What to produce
Return the entries verbatim and drop every picture.

═══

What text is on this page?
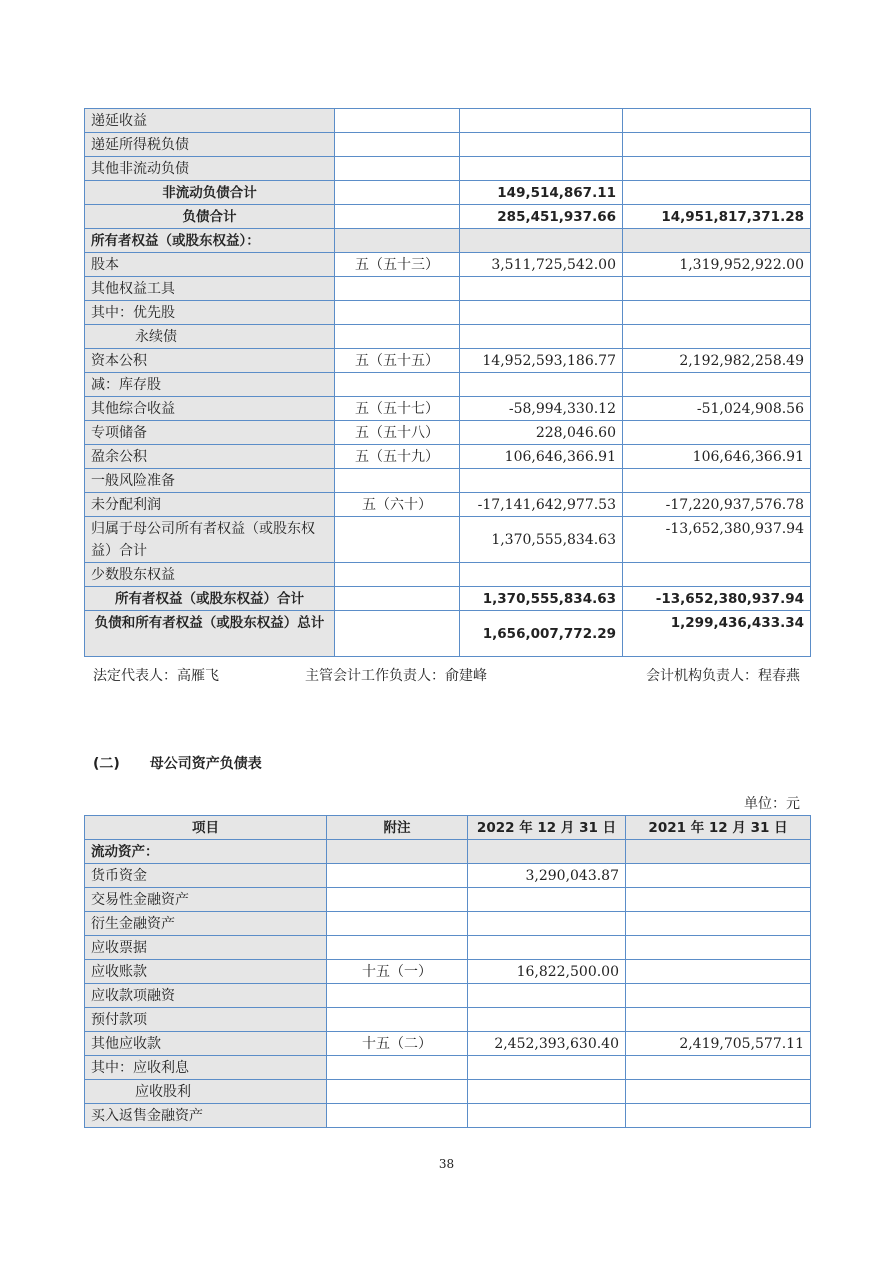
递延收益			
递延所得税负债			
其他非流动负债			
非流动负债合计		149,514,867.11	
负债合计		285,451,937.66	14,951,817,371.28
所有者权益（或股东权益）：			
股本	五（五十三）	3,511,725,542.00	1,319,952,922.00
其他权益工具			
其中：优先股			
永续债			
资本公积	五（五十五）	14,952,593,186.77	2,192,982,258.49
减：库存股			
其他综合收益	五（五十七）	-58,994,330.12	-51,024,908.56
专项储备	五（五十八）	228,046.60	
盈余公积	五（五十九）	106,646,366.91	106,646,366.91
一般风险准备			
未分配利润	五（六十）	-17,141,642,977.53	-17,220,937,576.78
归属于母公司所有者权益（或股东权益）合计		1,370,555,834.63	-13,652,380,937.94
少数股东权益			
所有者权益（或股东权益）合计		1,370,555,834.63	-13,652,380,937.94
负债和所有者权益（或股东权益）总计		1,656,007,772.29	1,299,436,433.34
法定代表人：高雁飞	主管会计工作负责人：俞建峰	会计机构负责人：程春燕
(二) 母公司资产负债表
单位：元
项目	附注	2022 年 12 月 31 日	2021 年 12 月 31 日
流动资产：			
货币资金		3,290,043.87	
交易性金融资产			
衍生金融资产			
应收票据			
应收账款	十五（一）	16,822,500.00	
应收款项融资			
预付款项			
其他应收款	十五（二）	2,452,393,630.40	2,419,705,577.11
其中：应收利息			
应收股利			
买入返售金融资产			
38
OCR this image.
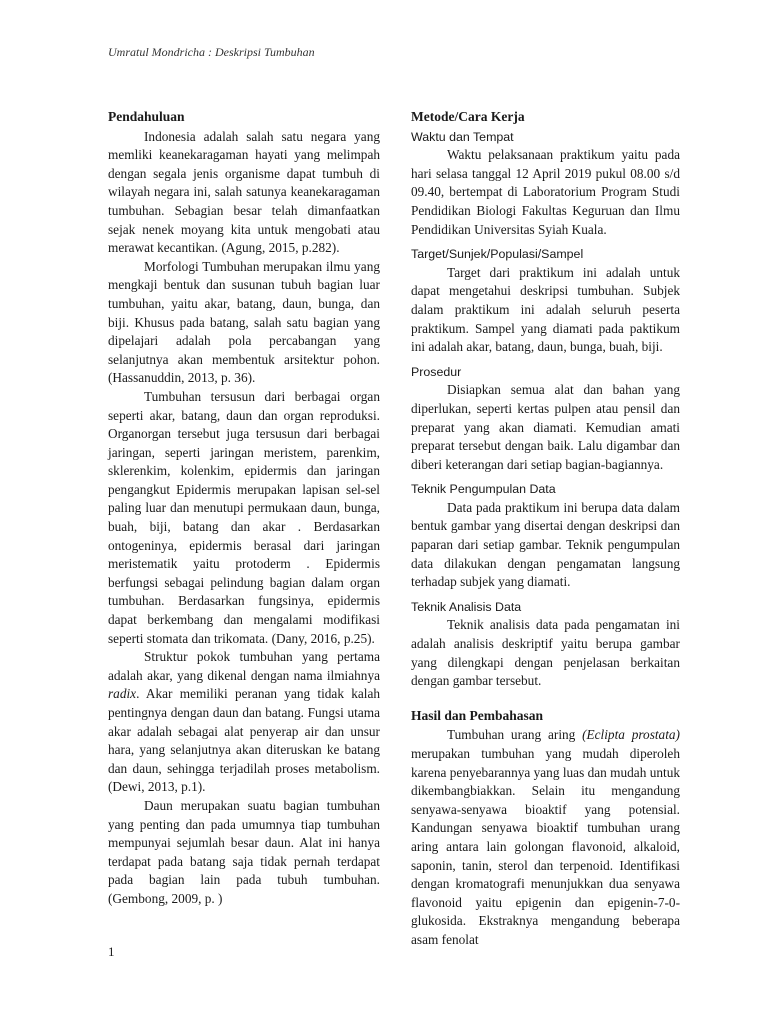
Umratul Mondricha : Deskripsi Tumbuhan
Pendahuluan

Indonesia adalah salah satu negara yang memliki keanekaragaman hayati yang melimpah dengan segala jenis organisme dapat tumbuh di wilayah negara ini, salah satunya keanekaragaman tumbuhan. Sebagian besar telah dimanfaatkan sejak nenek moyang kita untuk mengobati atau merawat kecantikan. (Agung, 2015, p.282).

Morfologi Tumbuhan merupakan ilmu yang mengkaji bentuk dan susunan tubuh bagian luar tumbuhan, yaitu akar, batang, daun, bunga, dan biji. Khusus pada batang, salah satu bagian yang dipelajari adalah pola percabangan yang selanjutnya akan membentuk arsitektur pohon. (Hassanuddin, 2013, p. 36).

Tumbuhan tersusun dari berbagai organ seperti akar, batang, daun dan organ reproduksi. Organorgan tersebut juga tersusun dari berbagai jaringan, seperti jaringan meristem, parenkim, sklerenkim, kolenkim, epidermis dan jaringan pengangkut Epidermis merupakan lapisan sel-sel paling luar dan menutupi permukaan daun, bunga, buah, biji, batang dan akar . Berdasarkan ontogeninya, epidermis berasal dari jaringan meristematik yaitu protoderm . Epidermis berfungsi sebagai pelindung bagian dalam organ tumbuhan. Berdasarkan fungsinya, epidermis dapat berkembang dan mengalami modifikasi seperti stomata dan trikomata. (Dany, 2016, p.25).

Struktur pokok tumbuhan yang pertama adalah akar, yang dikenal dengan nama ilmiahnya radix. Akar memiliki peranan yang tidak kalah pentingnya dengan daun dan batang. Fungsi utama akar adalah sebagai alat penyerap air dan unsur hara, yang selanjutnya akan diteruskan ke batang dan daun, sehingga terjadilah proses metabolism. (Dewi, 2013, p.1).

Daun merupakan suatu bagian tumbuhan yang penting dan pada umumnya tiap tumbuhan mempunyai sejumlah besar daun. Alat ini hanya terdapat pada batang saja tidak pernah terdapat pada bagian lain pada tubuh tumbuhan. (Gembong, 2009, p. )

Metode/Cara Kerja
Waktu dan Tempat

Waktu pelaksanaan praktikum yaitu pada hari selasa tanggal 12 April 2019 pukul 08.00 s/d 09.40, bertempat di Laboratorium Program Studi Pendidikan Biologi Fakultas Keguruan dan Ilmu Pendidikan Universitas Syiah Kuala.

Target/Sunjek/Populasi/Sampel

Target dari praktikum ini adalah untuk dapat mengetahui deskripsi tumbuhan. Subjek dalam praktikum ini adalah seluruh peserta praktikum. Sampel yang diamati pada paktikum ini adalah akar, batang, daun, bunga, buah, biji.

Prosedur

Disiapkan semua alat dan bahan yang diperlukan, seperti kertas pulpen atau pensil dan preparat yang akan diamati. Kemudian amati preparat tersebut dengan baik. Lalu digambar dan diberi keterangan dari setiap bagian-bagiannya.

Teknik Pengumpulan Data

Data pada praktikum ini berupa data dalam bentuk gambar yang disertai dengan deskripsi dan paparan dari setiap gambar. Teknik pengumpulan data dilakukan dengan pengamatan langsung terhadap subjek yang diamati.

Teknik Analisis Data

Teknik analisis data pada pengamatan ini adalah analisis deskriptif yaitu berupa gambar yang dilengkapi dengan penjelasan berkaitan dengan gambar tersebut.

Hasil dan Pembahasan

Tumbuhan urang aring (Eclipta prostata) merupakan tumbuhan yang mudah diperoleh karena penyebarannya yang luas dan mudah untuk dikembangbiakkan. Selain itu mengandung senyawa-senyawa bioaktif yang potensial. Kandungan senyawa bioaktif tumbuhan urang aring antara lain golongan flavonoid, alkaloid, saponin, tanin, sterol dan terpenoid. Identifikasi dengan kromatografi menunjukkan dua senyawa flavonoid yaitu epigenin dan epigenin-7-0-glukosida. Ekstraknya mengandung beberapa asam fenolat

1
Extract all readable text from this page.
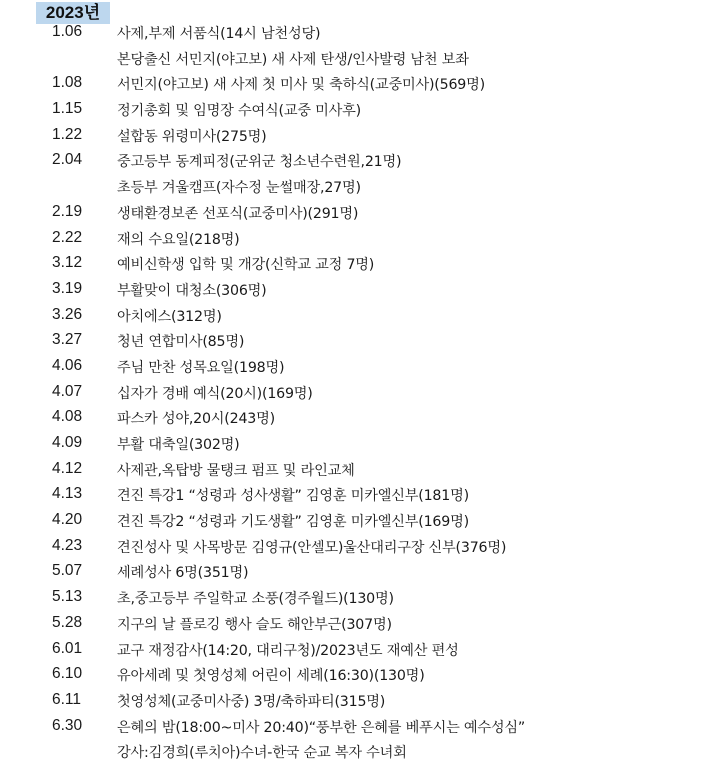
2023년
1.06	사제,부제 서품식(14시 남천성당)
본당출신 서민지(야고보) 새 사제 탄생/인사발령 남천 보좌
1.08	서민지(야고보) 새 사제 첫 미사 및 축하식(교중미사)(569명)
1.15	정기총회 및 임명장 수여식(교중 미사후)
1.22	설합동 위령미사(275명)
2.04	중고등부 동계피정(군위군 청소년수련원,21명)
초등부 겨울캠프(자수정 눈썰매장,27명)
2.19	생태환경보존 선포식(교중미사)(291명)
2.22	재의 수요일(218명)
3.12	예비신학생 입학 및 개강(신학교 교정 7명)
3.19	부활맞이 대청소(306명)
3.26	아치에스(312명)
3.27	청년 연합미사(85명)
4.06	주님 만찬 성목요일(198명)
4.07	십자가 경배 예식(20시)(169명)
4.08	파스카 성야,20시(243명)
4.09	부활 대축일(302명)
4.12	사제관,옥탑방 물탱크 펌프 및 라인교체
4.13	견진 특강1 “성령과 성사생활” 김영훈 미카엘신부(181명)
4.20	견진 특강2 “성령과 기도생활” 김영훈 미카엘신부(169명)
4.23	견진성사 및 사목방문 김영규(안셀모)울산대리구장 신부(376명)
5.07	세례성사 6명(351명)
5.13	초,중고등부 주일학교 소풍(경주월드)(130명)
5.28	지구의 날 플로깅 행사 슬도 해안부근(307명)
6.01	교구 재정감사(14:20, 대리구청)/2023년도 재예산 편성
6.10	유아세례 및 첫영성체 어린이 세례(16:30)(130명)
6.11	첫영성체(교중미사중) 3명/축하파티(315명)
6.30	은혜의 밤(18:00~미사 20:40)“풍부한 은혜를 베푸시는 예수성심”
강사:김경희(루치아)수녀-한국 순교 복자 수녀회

═══

Solution to the problem
What text is on this page?
递延收益			
递延所得税负债			
其他非流动负债			
非流动负债合计		149,514,867.11	
负债合计		285,451,937.66	14,951,817,371.28
所有者权益（或股东权益）：			
股本	五（五十三）	3,511,725,542.00	1,319,952,922.00
其他权益工具			
其中：优先股			
永续债			
资本公积	五（五十五）	14,952,593,186.77	2,192,982,258.49
减：库存股			
其他综合收益	五（五十七）	-58,994,330.12	-51,024,908.56
专项储备	五（五十八）	228,046.60	
盈余公积	五（五十九）	106,646,366.91	106,646,366.91
一般风险准备			
未分配利润	五（六十）	-17,141,642,977.53	-17,220,937,576.78
归属于母公司所有者权益（或股东权益）合计		1,370,555,834.63	-13,652,380,937.94
少数股东权益			
所有者权益（或股东权益）合计		1,370,555,834.63	-13,652,380,937.94
负债和所有者权益（或股东权益）总计		1,656,007,772.29	1,299,436,433.34
法定代表人：高雁飞	主管会计工作负责人：俞建峰	会计机构负责人：程春燕
(二) 母公司资产负债表
单位：元
项目	附注	2022 年 12 月 31 日	2021 年 12 月 31 日
流动资产：			
货币资金		3,290,043.87	
交易性金融资产			
衍生金融资产			
应收票据			
应收账款	十五（一）	16,822,500.00	
应收款项融资			
预付款项			
其他应收款	十五（二）	2,452,393,630.40	2,419,705,577.11
其中：应收利息			
应收股利			
买入返售金融资产			
38
OCR this image.
Umratul Mondricha : Deskripsi Tumbuhan
Pendahuluan

Indonesia adalah salah satu negara yang memliki keanekaragaman hayati yang melimpah dengan segala jenis organisme dapat tumbuh di wilayah negara ini, salah satunya keanekaragaman tumbuhan. Sebagian besar telah dimanfaatkan sejak nenek moyang kita untuk mengobati atau merawat kecantikan. (Agung, 2015, p.282).

Morfologi Tumbuhan merupakan ilmu yang mengkaji bentuk dan susunan tubuh bagian luar tumbuhan, yaitu akar, batang, daun, bunga, dan biji. Khusus pada batang, salah satu bagian yang dipelajari adalah pola percabangan yang selanjutnya akan membentuk arsitektur pohon. (Hassanuddin, 2013, p. 36).

Tumbuhan tersusun dari berbagai organ seperti akar, batang, daun dan organ reproduksi. Organorgan tersebut juga tersusun dari berbagai jaringan, seperti jaringan meristem, parenkim, sklerenkim, kolenkim, epidermis dan jaringan pengangkut Epidermis merupakan lapisan sel-sel paling luar dan menutupi permukaan daun, bunga, buah, biji, batang dan akar . Berdasarkan ontogeninya, epidermis berasal dari jaringan meristematik yaitu protoderm . Epidermis berfungsi sebagai pelindung bagian dalam organ tumbuhan. Berdasarkan fungsinya, epidermis dapat berkembang dan mengalami modifikasi seperti stomata dan trikomata. (Dany, 2016, p.25).

Struktur pokok tumbuhan yang pertama adalah akar, yang dikenal dengan nama ilmiahnya radix. Akar memiliki peranan yang tidak kalah pentingnya dengan daun dan batang. Fungsi utama akar adalah sebagai alat penyerap air dan unsur hara, yang selanjutnya akan diteruskan ke batang dan daun, sehingga terjadilah proses metabolism. (Dewi, 2013, p.1).

Daun merupakan suatu bagian tumbuhan yang penting dan pada umumnya tiap tumbuhan mempunyai sejumlah besar daun. Alat ini hanya terdapat pada batang saja tidak pernah terdapat pada bagian lain pada tubuh tumbuhan. (Gembong, 2009, p. )

Metode/Cara Kerja
Waktu dan Tempat

Waktu pelaksanaan praktikum yaitu pada hari selasa tanggal 12 April 2019 pukul 08.00 s/d 09.40, bertempat di Laboratorium Program Studi Pendidikan Biologi Fakultas Keguruan dan Ilmu Pendidikan Universitas Syiah Kuala.

Target/Sunjek/Populasi/Sampel

Target dari praktikum ini adalah untuk dapat mengetahui deskripsi tumbuhan. Subjek dalam praktikum ini adalah seluruh peserta praktikum. Sampel yang diamati pada paktikum ini adalah akar, batang, daun, bunga, buah, biji.

Prosedur

Disiapkan semua alat dan bahan yang diperlukan, seperti kertas pulpen atau pensil dan preparat yang akan diamati. Kemudian amati preparat tersebut dengan baik. Lalu digambar dan diberi keterangan dari setiap bagian-bagiannya.

Teknik Pengumpulan Data

Data pada praktikum ini berupa data dalam bentuk gambar yang disertai dengan deskripsi dan paparan dari setiap gambar. Teknik pengumpulan data dilakukan dengan pengamatan langsung terhadap subjek yang diamati.

Teknik Analisis Data

Teknik analisis data pada pengamatan ini adalah analisis deskriptif yaitu berupa gambar yang dilengkapi dengan penjelasan berkaitan dengan gambar tersebut.

Hasil dan Pembahasan

Tumbuhan urang aring (Eclipta prostata) merupakan tumbuhan yang mudah diperoleh karena penyebarannya yang luas dan mudah untuk dikembangbiakkan. Selain itu mengandung senyawa-senyawa bioaktif yang potensial. Kandungan senyawa bioaktif tumbuhan urang aring antara lain golongan flavonoid, alkaloid, saponin, tanin, sterol dan terpenoid. Identifikasi dengan kromatografi menunjukkan dua senyawa flavonoid yaitu epigenin dan epigenin-7-0-glukosida. Ekstraknya mengandung beberapa asam fenolat

1
Extract all readable text from this page.
2023년
1.06	사제,부제 서품식(14시 남천성당)
본당출신 서민지(야고보) 새 사제 탄생/인사발령 남천 보좌
1.08	서민지(야고보) 새 사제 첫 미사 및 축하식(교중미사)(569명)
1.15	정기총회 및 임명장 수여식(교중 미사후)
1.22	설합동 위령미사(275명)
2.04	중고등부 동계피정(군위군 청소년수련원,21명)
초등부 겨울캠프(자수정 눈썰매장,27명)
2.19	생태환경보존 선포식(교중미사)(291명)
2.22	재의 수요일(218명)
3.12	예비신학생 입학 및 개강(신학교 교정 7명)
3.19	부활맞이 대청소(306명)
3.26	아치에스(312명)
3.27	청년 연합미사(85명)
4.06	주님 만찬 성목요일(198명)
4.07	십자가 경배 예식(20시)(169명)
4.08	파스카 성야,20시(243명)
4.09	부활 대축일(302명)
4.12	사제관,옥탑방 물탱크 펌프 및 라인교체
4.13	견진 특강1 “성령과 성사생활” 김영훈 미카엘신부(181명)
4.20	견진 특강2 “성령과 기도생활” 김영훈 미카엘신부(169명)
4.23	견진성사 및 사목방문 김영규(안셀모)울산대리구장 신부(376명)
5.07	세례성사 6명(351명)
5.13	초,중고등부 주일학교 소풍(경주월드)(130명)
5.28	지구의 날 플로깅 행사 슬도 해안부근(307명)
6.01	교구 재정감사(14:20, 대리구청)/2023년도 재예산 편성
6.10	유아세례 및 첫영성체 어린이 세례(16:30)(130명)
6.11	첫영성체(교중미사중) 3명/축하파티(315명)
6.30	은혜의 밤(18:00~미사 20:40)“풍부한 은혜를 베푸시는 예수성심”
강사:김경희(루치아)수녀-한국 순교 복자 수녀회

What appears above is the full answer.